:: Set tasks ::
A – Can you duplicate the passage of the cache side channel post starting with "Saturday 6 January" and going on through "mode can do so.", word for word?
B – Could you go on with the cache side channel post from its last sentence?

:: Page extract ::
=====

Saturday 6 January 2018

New Cache Side Channel Attack Using Processor Speculation

Computing systems relies on privilege separation to protect memory of different processes. In simpler terms, a process can access memory pages mapped to its address space via MMU and it is the kernel which runs in privilege mode can do so.

Cache side channel attacks are not new. They have been demonstrated in various forms over the years. In the newer version, it is the processor speculation that is used in side channel attack.

Cache Access

Some points about cache hierarchy before go into the specifics of the attack:
  • Cache hierarchy is shared between processes. 
  • Cache is usually set associative. Cache is divided as sets and in each sets there will be multiple ways. When accessing the cache line, index part of the address is used to go into the set. Then a parallel search of all the ways are performed for the tag part to see if there is a match. If there is a match and the cache line is valid, we hit the cache
  • Cache can be indexed/tagged using physical/virtual addresses - four combinations
  • Cache level can be inclusive or exclusive


Figure above shows a 4-way set associative cache.  There is 256 sets in the cache so 8 bits from the address is used to select one. Once selected, any of the 4-ways can hold the line we are interested so 4 parallel checks are done for the tags and enabled by valid bits in the cache line.

=====

:: Labeled region entries ::
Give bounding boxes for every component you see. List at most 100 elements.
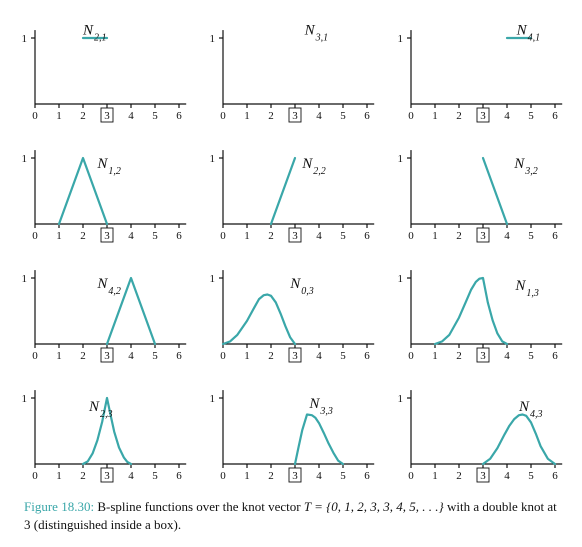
x-tick-label: 0 [32,350,38,362]
subplot-svg: 1 0 1 2 3 4 5 6 N0,3 [201,254,381,364]
x-tick-label: 0 [408,110,414,122]
x-tick-label: 3 [480,110,486,122]
x-tick-label: 4 [316,110,322,122]
x-tick-label: 1 [432,230,438,242]
series-label: N3,3 [308,396,333,417]
series-label: N1,2 [96,156,121,177]
x-tick-label: 6 [364,350,370,362]
y-tick-label: 1 [22,273,28,285]
x-tick-label: 6 [176,470,182,482]
x-tick-label: 0 [32,110,38,122]
x-tick-label: 5 [152,470,158,482]
x-tick-label: 0 [408,350,414,362]
y-tick-label: 1 [398,393,404,405]
x-tick-label: 4 [504,110,510,122]
x-tick-label: 4 [128,110,134,122]
x-tick-label: 0 [32,230,38,242]
x-tick-label: 3 [104,350,110,362]
x-tick-label: 5 [528,350,534,362]
x-tick-label: 1 [56,230,62,242]
x-tick-label: 3 [292,110,298,122]
x-tick-label: 1 [244,350,250,362]
x-tick-label: 2 [268,110,274,122]
subplot: 10123456N3,3 [201,374,381,484]
x-tick-label: 1 [56,470,62,482]
subplot-svg: 10123456N3,3 [201,374,381,484]
series-label: N4,2 [96,276,121,297]
series-label: N1,3 [514,278,539,299]
subplot-svg: 10123456N3,1 [201,14,381,124]
x-tick-label: 2 [80,110,86,122]
x-tick-label: 5 [152,230,158,242]
subplot-svg: 10123456N2,1 [13,14,193,124]
subplot: 10123456N4,1 [389,14,569,124]
spline-curve [483,415,555,465]
x-tick-label: 5 [152,350,158,362]
subplot: 10123456N2,3 [13,374,193,484]
series-label: N0,3 [289,276,314,297]
x-tick-label: 1 [432,350,438,362]
x-tick-label: 2 [456,470,462,482]
x-tick-label: 2 [456,350,462,362]
subplot-svg: 10123456N3,2 [389,134,569,244]
x-tick-label: 4 [128,470,134,482]
x-tick-label: 3 [292,350,298,362]
x-tick-label: 5 [528,230,534,242]
x-tick-label: 0 [220,230,226,242]
y-tick-label: 1 [22,33,28,45]
x-tick-label: 1 [432,110,438,122]
y-tick-label: 1 [22,393,28,405]
subplot: 10123456N2,1 [13,14,193,124]
x-tick-label: 6 [364,470,370,482]
x-tick-label: 1 [56,350,62,362]
x-tick-label: 4 [128,350,134,362]
y-tick-label: 1 [210,33,216,45]
series-label: N2,1 [82,23,107,44]
x-tick-label: 5 [528,470,534,482]
x-tick-label: 2 [268,350,274,362]
subplot-svg: 10123456N2,3 [13,374,193,484]
x-tick-label: 0 [220,470,226,482]
series-label: N3,2 [513,156,538,177]
x-tick-label: 6 [364,230,370,242]
x-tick-label: 5 [152,110,158,122]
x-tick-label: 0 [220,110,226,122]
subplot: 10123456N4,3 [389,374,569,484]
x-tick-label: 0 [408,230,414,242]
subplot: 10123456N3,2 [389,134,569,244]
x-tick-label: 3 [104,230,110,242]
x-tick-label: 4 [316,470,322,482]
x-tick-label: 3 [104,110,110,122]
y-tick-label: 1 [398,33,404,45]
x-tick-label: 0 [220,350,226,362]
subplot: 10123456N3,1 [201,14,381,124]
x-tick-label: 2 [268,230,274,242]
x-tick-label: 5 [340,470,346,482]
x-tick-label: 6 [552,110,558,122]
x-tick-label: 1 [244,230,250,242]
subplot-svg: 10123456N1,3 [389,254,569,364]
x-tick-label: 6 [176,350,182,362]
spline-curve [483,158,507,224]
x-tick-label: 1 [244,110,250,122]
x-tick-label: 2 [456,230,462,242]
x-tick-label: 4 [316,350,322,362]
x-tick-label: 2 [80,350,86,362]
x-tick-label: 6 [552,470,558,482]
x-tick-label: 5 [340,350,346,362]
spline-curve [271,158,295,224]
subplot-svg: 10123456N1,2 [13,134,193,244]
x-tick-label: 5 [340,110,346,122]
y-tick-label: 1 [210,273,216,285]
figure-label: Figure 18.30: [24,499,94,514]
x-tick-label: 4 [504,470,510,482]
series-label: N4,3 [518,399,543,420]
series-label: N2,2 [301,156,326,177]
subplot-svg: 10123456N4,1 [389,14,569,124]
subplot-svg: 10123456N4,3 [389,374,569,484]
x-tick-label: 3 [480,350,486,362]
x-tick-label: 4 [504,230,510,242]
subplot: 1 0 1 2 3 4 5 6 N4,2 [13,254,193,364]
x-tick-label: 6 [364,110,370,122]
x-tick-label: 3 [480,230,486,242]
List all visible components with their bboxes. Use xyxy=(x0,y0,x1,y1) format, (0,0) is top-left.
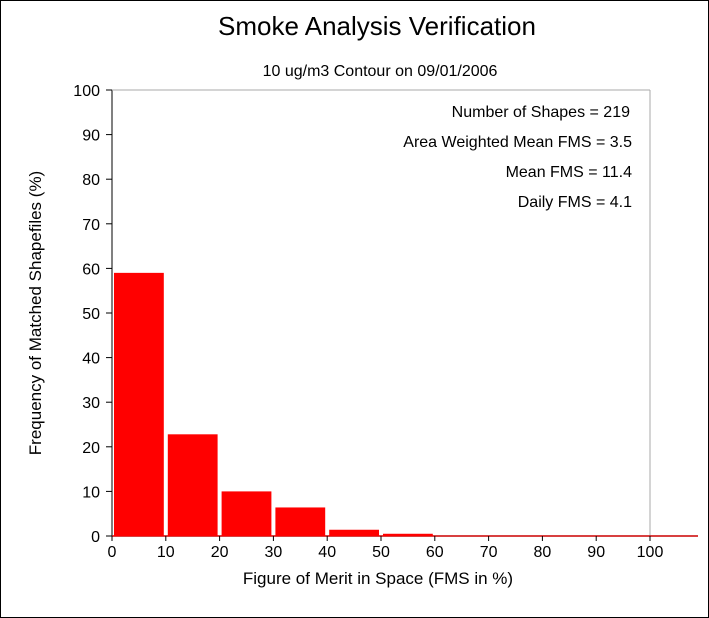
y-tick-label-5: 50 xyxy=(82,306,100,323)
y-tick-label-1: 10 xyxy=(82,484,100,501)
stat-line-2: Mean FMS = 11.4 xyxy=(506,164,633,181)
x-tick-label-5: 50 xyxy=(372,544,390,561)
stat-line-1: Area Weighted Mean FMS = 3.5 xyxy=(403,134,632,151)
x-tick-label-9: 90 xyxy=(587,544,605,561)
y-tick-label-8: 80 xyxy=(82,172,100,189)
stats-annotations: Number of Shapes = 219 Area Weighted Mean… xyxy=(403,104,632,211)
y-tick-label-0: 0 xyxy=(91,529,100,546)
x-tick-label-3: 30 xyxy=(265,544,283,561)
bar-2 xyxy=(221,491,272,536)
y-tick-label-7: 70 xyxy=(82,217,100,234)
bar-series xyxy=(114,272,433,536)
bar-1 xyxy=(167,434,218,536)
x-tick-label-10: 100 xyxy=(637,544,664,561)
y-axis-label: Frequency of Matched Shapefiles (%) xyxy=(26,171,45,455)
x-tick-label-6: 60 xyxy=(426,544,444,561)
bar-4 xyxy=(329,529,379,536)
x-tick-label-8: 80 xyxy=(534,544,552,561)
x-tick-label-2: 20 xyxy=(211,544,229,561)
y-tick-label-4: 40 xyxy=(82,351,100,368)
chart-title: Smoke Analysis Verification xyxy=(218,11,536,41)
x-axis-label: Figure of Merit in Space (FMS in %) xyxy=(243,569,513,588)
x-tick-label-7: 70 xyxy=(480,544,498,561)
y-tick-label-9: 90 xyxy=(82,128,100,145)
bar-0 xyxy=(114,272,164,536)
chart-subtitle: 10 ug/m3 Contour on 09/01/2006 xyxy=(263,63,498,80)
bar-5 xyxy=(383,533,433,536)
y-tick-label-10: 100 xyxy=(73,83,100,100)
x-axis-ticks: 0 10 20 30 40 50 60 70 80 90 100 xyxy=(108,536,664,561)
y-tick-label-3: 30 xyxy=(82,395,100,412)
y-tick-label-2: 20 xyxy=(82,440,100,457)
stat-line-3: Daily FMS = 4.1 xyxy=(518,194,632,211)
y-tick-label-6: 60 xyxy=(82,261,100,278)
y-axis-ticks: 0 10 20 30 40 50 60 70 80 90 100 xyxy=(73,83,112,546)
x-tick-label-0: 0 xyxy=(108,544,117,561)
x-tick-label-4: 40 xyxy=(318,544,336,561)
x-tick-label-1: 10 xyxy=(157,544,175,561)
bar-3 xyxy=(275,507,326,536)
stat-line-0: Number of Shapes = 219 xyxy=(452,104,630,121)
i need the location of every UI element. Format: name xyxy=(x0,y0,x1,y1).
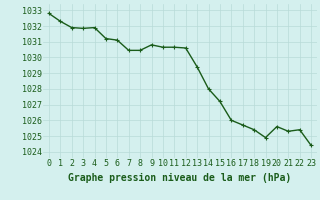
X-axis label: Graphe pression niveau de la mer (hPa): Graphe pression niveau de la mer (hPa) xyxy=(68,173,292,183)
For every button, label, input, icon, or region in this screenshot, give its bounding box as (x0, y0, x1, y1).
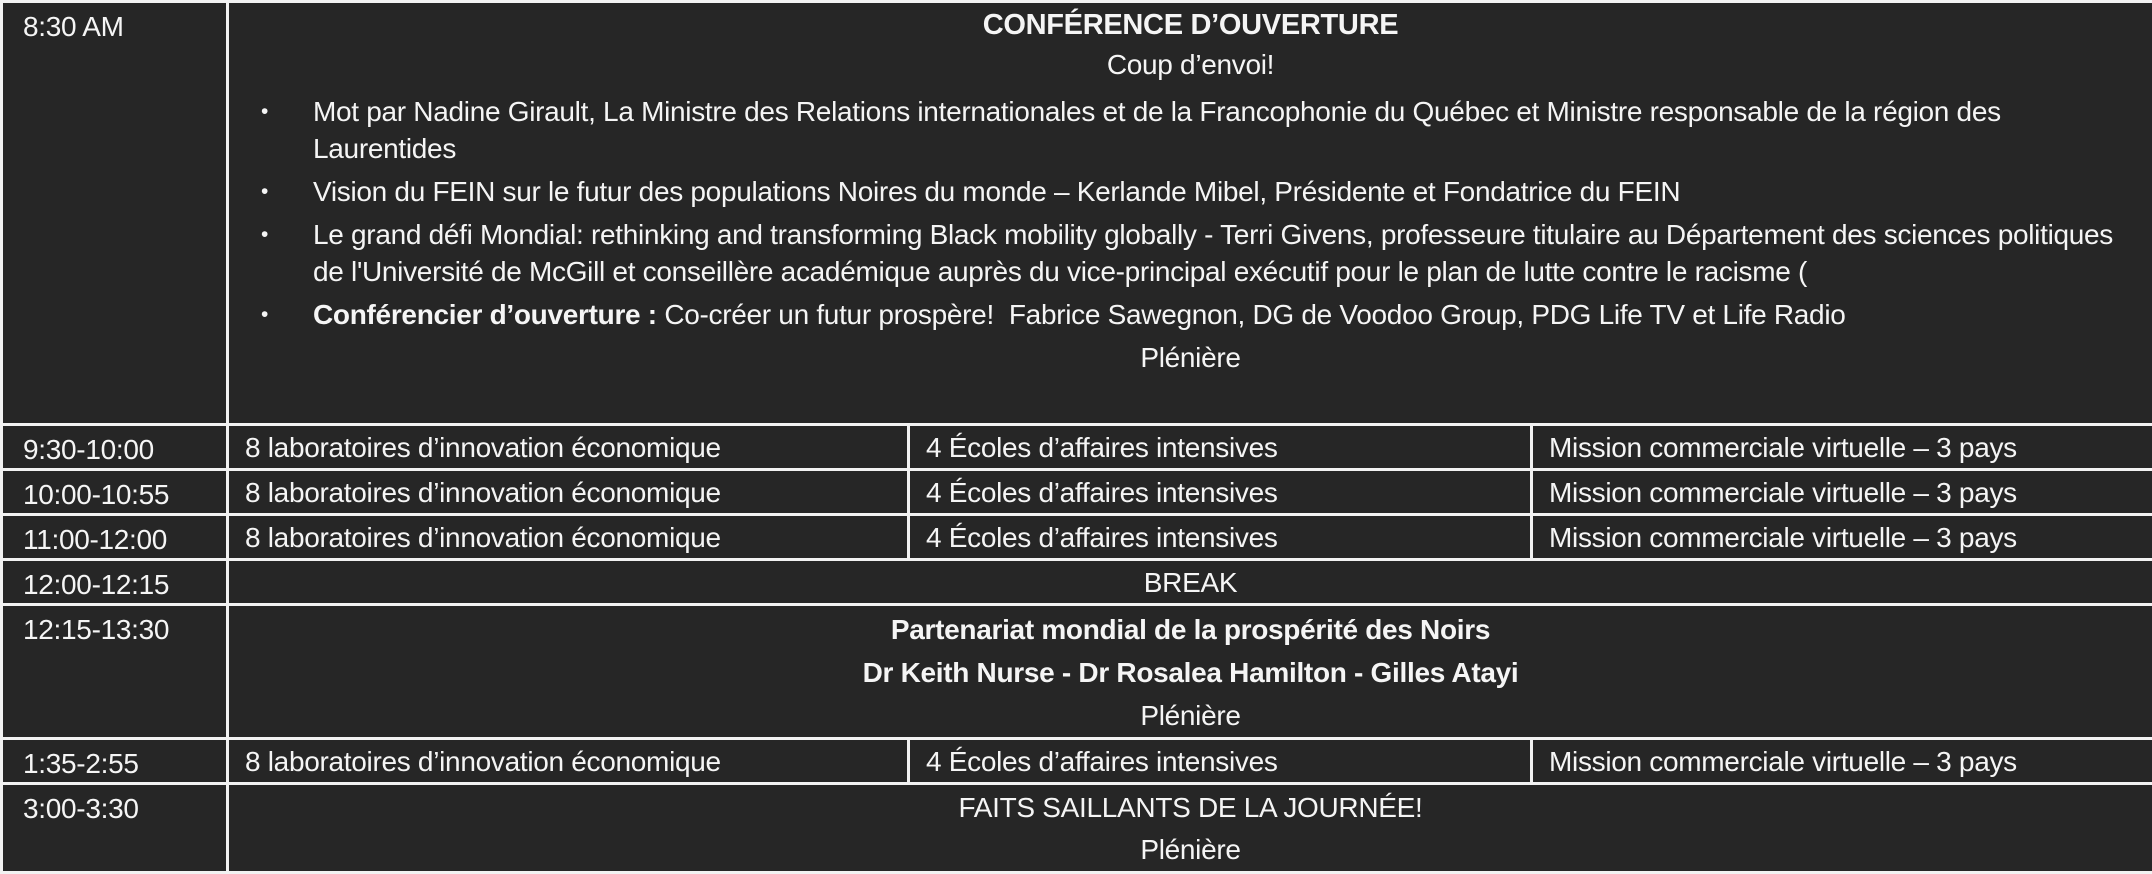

=====

:: Final results ::
A –
Saturday 6 January 2018

New Cache Side Channel Attack Using Processor Speculation

Computing systems relies on privilege separation to protect memory of different processes. In simpler terms, a process can access memory pages mapped to its address space via MMU and it is the kernel which runs in privilege mode can do so.

B –
Cache Side-channel Attack

Since cache is shared between processes, a process can manipulate lines in a cache ways such that it know what cache lines in the set is used used by victim process and what addresses are valid for victim. Flush and Reload is one of the side channel attack that is used in last level inclusive caches. It flushes all the cache lines and then reloads after the other process is run. If the access timing such that the memory is hit in the cache, we know the address is valid and victim process has loaded the cache into the cache.

Using Processor Out-of-order Vulnerability to Access memory Belonging to Others

In the newer meltdown attack, speculative memory accesses of the modern processors are used to load the memory in flush and reload attack. That is, in the modern highly pipelined superscalar architecture, processor architects relies in speculative execution to keep the pipeline busy. They use branch predictors to predict not only the branch direction but also the address taken. However, the predicted path will be retired and committed only after the branch has actually been resolved. But as shown by the authors of meltdown attack, the cache memory state will be modified if the speculated path had memory loads and the prediction turned out to be wrong. That is memory hierarchy state is not rolled back.

When a process is executing the address space of the process has the user space and the kernel space mapped. However user space cannot access the kernel address space and require kernel privilege to access this. This usually happens via syscall interface.

We can have a process requesting a cache line along a path that will be speculated but not actually executed. This can be done in many ways like having a branch that will never be taken but by tricking the branch predictor into predicting in other direction to speculate. This can also be used with a preceding exception that will throw and handling this. All the details are in the paper which is a must read [1].

Examples from Google blog [4]


In simpler terms, this Speculative load can be used to load memory belonging to the kernel via kernel calls. For example if there is a call where we provide a buffer to read and an offset for some data structures and if the kernel will validate this offset before loading. Speculation can then be used to load the memory.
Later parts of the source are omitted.